Records contained in a dataset
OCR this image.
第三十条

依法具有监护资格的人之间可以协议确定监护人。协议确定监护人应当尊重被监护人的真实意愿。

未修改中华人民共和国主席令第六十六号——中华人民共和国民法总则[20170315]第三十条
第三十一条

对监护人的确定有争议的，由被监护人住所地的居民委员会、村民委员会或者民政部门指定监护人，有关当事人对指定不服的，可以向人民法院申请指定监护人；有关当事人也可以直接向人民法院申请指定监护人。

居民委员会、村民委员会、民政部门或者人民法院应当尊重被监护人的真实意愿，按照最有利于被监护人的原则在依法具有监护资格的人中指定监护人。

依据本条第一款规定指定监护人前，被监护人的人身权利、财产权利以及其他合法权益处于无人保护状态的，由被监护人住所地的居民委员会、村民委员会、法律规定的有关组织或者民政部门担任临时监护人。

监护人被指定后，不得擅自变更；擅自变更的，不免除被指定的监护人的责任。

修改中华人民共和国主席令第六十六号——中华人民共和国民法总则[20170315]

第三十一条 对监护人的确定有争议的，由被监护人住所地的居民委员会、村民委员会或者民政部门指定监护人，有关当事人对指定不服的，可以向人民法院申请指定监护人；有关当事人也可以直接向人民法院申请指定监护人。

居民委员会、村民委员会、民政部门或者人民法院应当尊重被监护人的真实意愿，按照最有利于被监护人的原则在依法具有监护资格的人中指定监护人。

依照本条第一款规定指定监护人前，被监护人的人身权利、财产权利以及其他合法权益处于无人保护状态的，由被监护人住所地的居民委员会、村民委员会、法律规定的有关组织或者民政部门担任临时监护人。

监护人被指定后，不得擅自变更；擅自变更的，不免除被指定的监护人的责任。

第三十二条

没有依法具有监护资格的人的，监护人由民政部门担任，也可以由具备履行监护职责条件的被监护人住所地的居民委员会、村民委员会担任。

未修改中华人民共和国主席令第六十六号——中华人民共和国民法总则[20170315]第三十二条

__INSTRUCTIONS TO FOLLOW__
From the listing, tally every line with the word "第三十条" in it and give only the tally.

__FINAL RESULT__
2